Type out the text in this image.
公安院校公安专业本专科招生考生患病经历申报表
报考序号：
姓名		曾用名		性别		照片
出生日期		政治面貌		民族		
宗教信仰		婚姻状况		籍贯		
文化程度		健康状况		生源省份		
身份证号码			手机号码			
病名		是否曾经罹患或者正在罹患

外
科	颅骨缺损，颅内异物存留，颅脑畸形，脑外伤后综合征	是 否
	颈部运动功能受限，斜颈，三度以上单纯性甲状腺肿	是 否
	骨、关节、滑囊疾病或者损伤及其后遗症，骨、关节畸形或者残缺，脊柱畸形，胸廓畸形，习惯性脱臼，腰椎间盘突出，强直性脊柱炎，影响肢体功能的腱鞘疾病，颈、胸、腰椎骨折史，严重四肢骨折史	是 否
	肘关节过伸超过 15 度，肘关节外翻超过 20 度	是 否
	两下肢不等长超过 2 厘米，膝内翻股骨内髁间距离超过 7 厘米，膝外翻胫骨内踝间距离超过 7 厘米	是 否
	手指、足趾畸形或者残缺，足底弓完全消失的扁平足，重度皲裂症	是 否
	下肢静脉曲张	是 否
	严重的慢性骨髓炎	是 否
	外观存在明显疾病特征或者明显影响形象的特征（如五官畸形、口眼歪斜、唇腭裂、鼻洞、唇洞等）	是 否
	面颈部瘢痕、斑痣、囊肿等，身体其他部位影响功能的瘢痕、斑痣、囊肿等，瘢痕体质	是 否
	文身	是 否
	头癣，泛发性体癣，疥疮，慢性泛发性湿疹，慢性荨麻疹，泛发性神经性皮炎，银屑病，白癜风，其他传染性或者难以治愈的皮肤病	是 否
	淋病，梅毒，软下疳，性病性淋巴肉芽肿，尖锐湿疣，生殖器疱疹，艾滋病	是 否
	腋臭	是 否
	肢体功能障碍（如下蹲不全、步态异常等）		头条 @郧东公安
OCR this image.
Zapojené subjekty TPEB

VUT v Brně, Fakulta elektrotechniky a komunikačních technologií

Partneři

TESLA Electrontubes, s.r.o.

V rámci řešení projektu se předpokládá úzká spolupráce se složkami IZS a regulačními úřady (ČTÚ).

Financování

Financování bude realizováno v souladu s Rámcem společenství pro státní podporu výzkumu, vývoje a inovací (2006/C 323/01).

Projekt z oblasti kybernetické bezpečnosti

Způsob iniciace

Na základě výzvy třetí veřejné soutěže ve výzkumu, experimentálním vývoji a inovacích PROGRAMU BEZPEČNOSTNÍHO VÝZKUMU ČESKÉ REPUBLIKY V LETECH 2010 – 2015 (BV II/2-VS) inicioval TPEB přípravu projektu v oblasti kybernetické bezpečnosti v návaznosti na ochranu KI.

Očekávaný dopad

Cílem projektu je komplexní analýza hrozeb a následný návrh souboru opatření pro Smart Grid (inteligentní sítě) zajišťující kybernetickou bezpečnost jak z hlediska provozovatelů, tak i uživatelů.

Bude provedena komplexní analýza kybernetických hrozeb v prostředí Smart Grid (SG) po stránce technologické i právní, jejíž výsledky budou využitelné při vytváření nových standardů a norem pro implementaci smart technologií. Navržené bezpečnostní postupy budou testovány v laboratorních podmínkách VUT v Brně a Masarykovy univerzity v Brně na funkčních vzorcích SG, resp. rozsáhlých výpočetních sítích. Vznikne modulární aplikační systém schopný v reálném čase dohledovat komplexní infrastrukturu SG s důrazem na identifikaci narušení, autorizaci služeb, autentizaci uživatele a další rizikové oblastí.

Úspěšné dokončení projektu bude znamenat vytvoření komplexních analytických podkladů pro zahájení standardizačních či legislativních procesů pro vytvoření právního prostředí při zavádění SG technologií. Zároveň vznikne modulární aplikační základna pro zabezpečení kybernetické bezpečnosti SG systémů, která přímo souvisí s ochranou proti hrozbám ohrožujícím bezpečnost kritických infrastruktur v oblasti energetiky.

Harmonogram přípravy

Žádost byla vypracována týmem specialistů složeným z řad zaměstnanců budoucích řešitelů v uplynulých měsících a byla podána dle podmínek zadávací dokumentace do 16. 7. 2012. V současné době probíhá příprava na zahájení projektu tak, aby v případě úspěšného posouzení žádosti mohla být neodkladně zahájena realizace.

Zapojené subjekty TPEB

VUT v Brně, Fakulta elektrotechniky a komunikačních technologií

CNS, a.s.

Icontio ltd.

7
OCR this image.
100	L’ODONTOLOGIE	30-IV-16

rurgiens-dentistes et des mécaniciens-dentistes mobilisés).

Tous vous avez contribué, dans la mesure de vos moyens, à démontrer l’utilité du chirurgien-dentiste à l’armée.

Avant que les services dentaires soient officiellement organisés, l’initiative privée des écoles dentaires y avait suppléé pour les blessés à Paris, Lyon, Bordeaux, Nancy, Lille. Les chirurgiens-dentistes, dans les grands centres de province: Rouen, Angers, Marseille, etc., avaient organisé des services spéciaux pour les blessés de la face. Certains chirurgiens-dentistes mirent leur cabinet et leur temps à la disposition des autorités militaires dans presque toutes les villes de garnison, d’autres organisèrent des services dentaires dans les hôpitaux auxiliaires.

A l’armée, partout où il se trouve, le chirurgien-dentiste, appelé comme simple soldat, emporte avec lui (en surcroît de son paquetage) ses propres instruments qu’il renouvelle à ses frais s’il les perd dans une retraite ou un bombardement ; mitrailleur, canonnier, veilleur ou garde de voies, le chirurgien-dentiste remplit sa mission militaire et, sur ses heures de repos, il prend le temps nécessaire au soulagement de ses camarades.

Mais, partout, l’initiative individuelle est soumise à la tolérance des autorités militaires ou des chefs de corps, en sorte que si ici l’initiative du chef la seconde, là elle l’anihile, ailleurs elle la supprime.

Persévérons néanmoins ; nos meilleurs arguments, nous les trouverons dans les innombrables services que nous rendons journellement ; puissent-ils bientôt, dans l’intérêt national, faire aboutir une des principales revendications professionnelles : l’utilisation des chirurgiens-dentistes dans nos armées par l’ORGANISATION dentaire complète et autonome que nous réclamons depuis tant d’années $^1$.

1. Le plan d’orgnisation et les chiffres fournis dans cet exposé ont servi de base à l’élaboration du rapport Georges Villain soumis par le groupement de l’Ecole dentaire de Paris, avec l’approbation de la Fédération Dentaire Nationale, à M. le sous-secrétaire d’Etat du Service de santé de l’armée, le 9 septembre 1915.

· · · · · · ·

TASK INSTRUCTIONS:
Copy every line of the records above that holds the word "Grid".

CORRECT RESULT:
Cílem projektu je komplexní analýza hrozeb a následný návrh souboru opatření pro Smart Grid (inteligentní sítě) zajišťující kybernetickou bezpečnost jak z hlediska provozovatelů, tak i uživatelů.
Bude provedena komplexní analýza kybernetických hrozeb v prostředí Smart Grid (SG) po stránce technologické i právní, jejíž výsledky budou využitelné při vytváření nových standardů a norem pro implementaci smart technologií. Navržené bezpečnostní postupy budou testovány v laboratorních podmínkách VUT v Brně a Masarykovy univerzity v Brně na funkčních vzorcích SG, resp. rozsáhlých výpočetních sítích. Vznikne modulární aplikační systém schopný v reálném čase dohledovat komplexní infrastrukturu SG s důrazem na identifikaci narušení, autorizaci služeb, autentizaci uživatele a další rizikové oblastí.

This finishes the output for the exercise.